**Goal**:
Select each line where the word "this" appears.

(Dataset items)
#####
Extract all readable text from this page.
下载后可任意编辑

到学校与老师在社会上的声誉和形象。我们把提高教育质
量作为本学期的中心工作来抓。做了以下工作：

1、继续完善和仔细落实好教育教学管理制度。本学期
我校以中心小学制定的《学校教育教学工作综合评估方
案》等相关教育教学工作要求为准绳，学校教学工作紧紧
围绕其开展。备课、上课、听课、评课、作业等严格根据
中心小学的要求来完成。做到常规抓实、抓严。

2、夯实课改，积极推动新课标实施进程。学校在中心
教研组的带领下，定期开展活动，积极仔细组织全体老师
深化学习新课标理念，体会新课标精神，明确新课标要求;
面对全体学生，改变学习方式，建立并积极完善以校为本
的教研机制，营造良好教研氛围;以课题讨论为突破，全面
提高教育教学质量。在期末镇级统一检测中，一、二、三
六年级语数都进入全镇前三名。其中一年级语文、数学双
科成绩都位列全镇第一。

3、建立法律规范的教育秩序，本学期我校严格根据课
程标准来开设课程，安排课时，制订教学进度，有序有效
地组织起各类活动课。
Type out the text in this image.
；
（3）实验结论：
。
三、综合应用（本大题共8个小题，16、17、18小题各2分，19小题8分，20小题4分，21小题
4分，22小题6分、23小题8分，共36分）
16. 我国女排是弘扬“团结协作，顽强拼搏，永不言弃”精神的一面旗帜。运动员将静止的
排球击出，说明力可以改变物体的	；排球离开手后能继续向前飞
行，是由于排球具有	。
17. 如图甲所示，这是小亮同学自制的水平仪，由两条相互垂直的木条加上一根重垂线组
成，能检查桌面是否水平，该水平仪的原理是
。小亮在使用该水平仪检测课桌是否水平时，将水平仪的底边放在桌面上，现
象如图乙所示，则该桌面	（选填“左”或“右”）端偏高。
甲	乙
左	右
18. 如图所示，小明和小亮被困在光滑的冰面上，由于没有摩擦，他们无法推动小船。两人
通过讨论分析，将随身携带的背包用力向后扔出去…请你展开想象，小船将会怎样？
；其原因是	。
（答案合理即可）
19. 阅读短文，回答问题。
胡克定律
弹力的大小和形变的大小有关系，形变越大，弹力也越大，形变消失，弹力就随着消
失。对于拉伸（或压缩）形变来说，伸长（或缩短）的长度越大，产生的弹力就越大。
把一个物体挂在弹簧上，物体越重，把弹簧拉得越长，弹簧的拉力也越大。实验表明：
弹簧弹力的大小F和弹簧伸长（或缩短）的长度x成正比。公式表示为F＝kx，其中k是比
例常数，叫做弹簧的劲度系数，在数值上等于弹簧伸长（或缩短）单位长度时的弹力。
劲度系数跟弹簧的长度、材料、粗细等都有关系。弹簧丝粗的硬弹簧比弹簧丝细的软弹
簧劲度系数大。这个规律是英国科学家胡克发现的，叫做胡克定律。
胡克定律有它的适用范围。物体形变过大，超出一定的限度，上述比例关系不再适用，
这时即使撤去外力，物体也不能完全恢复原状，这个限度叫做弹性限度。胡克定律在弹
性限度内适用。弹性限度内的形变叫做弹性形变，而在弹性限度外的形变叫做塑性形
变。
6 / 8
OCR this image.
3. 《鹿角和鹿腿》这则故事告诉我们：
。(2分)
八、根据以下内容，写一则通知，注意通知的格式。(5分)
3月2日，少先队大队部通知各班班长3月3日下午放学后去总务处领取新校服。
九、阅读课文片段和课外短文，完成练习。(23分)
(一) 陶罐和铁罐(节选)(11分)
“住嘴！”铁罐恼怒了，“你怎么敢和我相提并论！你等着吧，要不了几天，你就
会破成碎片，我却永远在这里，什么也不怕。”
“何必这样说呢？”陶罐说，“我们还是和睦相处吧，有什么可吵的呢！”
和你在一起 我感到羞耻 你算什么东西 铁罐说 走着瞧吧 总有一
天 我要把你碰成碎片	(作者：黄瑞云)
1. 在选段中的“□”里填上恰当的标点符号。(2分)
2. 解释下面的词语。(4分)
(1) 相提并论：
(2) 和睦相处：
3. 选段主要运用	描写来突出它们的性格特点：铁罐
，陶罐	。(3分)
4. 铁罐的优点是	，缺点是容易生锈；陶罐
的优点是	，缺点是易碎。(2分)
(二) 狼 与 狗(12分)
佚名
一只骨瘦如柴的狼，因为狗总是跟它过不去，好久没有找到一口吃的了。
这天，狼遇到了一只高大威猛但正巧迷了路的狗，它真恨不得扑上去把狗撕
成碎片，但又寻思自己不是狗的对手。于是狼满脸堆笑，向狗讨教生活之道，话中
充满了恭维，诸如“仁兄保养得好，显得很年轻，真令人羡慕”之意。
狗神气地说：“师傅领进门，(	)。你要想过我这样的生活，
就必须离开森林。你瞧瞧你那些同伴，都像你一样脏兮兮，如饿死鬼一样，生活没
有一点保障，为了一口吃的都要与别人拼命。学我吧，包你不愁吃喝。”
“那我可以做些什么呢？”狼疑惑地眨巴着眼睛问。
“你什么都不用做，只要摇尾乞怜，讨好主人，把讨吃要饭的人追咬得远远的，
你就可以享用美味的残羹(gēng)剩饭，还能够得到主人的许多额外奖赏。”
#####
**Full solution**:
Extract all readable text from this page.
Type out the text in this image.
OCR this image.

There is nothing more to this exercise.